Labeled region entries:
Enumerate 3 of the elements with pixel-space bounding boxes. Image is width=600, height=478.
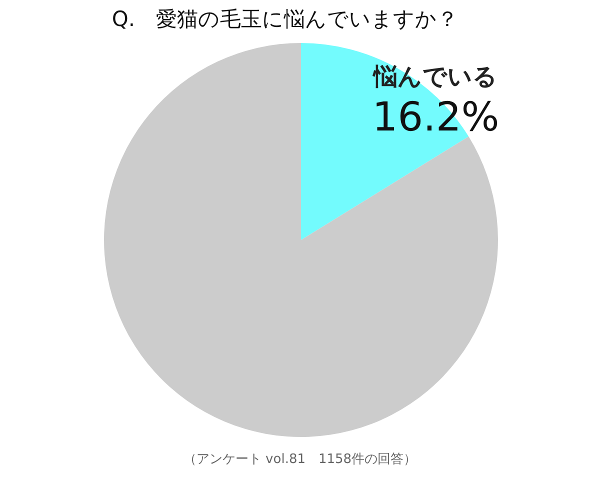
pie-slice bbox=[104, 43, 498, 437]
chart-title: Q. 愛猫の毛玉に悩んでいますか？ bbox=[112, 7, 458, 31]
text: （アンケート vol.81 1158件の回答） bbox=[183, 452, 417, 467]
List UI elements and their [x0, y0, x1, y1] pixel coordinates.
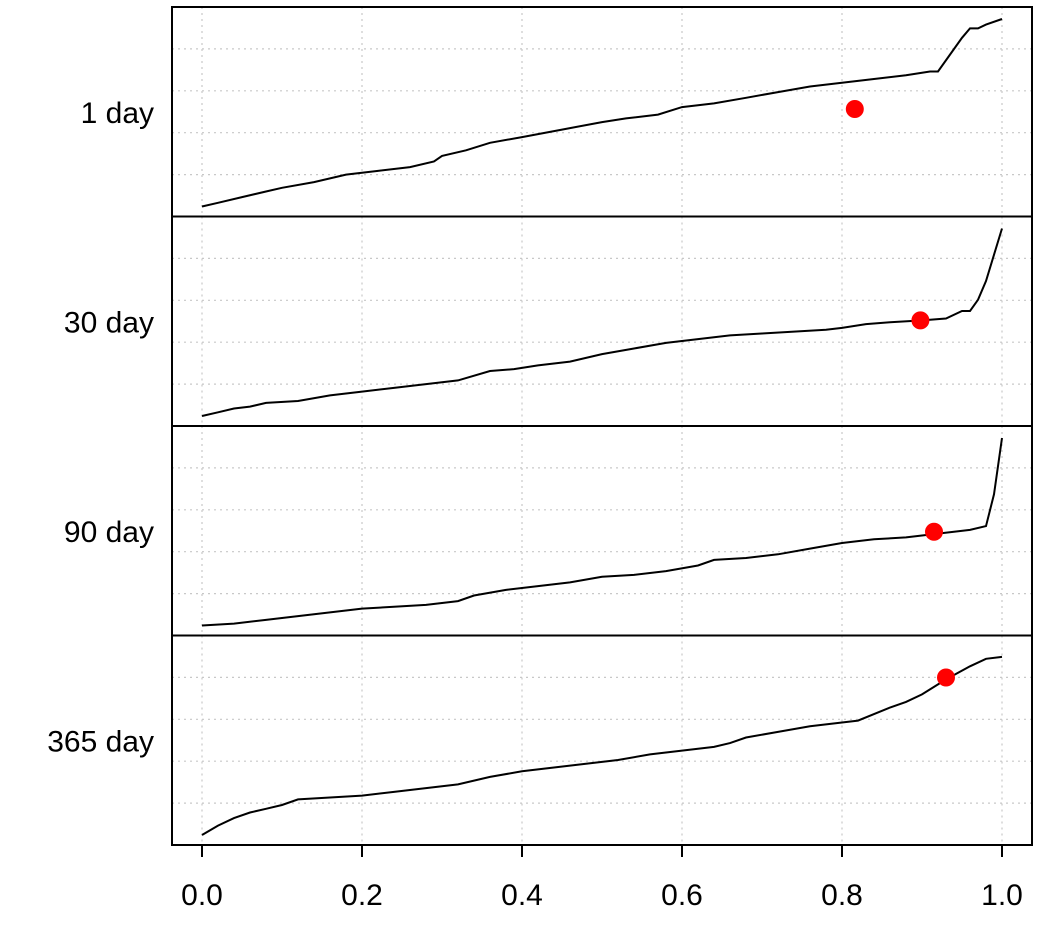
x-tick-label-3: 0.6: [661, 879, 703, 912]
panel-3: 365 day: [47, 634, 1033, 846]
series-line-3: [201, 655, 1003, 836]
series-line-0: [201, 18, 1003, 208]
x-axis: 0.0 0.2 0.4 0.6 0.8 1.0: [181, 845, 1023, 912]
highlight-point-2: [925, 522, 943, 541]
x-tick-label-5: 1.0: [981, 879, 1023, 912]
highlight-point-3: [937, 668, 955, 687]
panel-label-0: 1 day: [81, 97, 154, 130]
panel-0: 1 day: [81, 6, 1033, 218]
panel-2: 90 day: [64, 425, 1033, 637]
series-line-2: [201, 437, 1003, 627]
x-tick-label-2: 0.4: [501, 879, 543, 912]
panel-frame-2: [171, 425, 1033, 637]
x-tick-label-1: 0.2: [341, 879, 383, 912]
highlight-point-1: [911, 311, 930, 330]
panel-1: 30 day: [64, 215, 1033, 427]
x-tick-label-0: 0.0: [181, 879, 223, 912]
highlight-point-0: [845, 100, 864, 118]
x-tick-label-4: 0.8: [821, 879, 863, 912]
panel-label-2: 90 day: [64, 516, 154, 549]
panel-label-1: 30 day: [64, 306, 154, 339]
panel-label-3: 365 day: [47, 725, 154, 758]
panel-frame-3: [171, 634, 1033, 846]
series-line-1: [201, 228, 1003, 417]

» SET EXERCISE
Reproduce the stretch from the line containing "pie-slice bbox=[104, 43, 498, 437]" through the line containing "List UI elements", replacing "coordinates" with "positions" and leaving everything else unchanged.

» RESPONSE TO THE EXERCISE
pie-slice bbox=[104, 43, 498, 437]
chart-title: Q. 愛猫の毛玉に悩んでいますか？ bbox=[112, 7, 458, 31]
text: （アンケート vol.81 1158件の回答） bbox=[183, 452, 417, 467]
List UI elements and their [x0, y0, x1, y1] pixel positions.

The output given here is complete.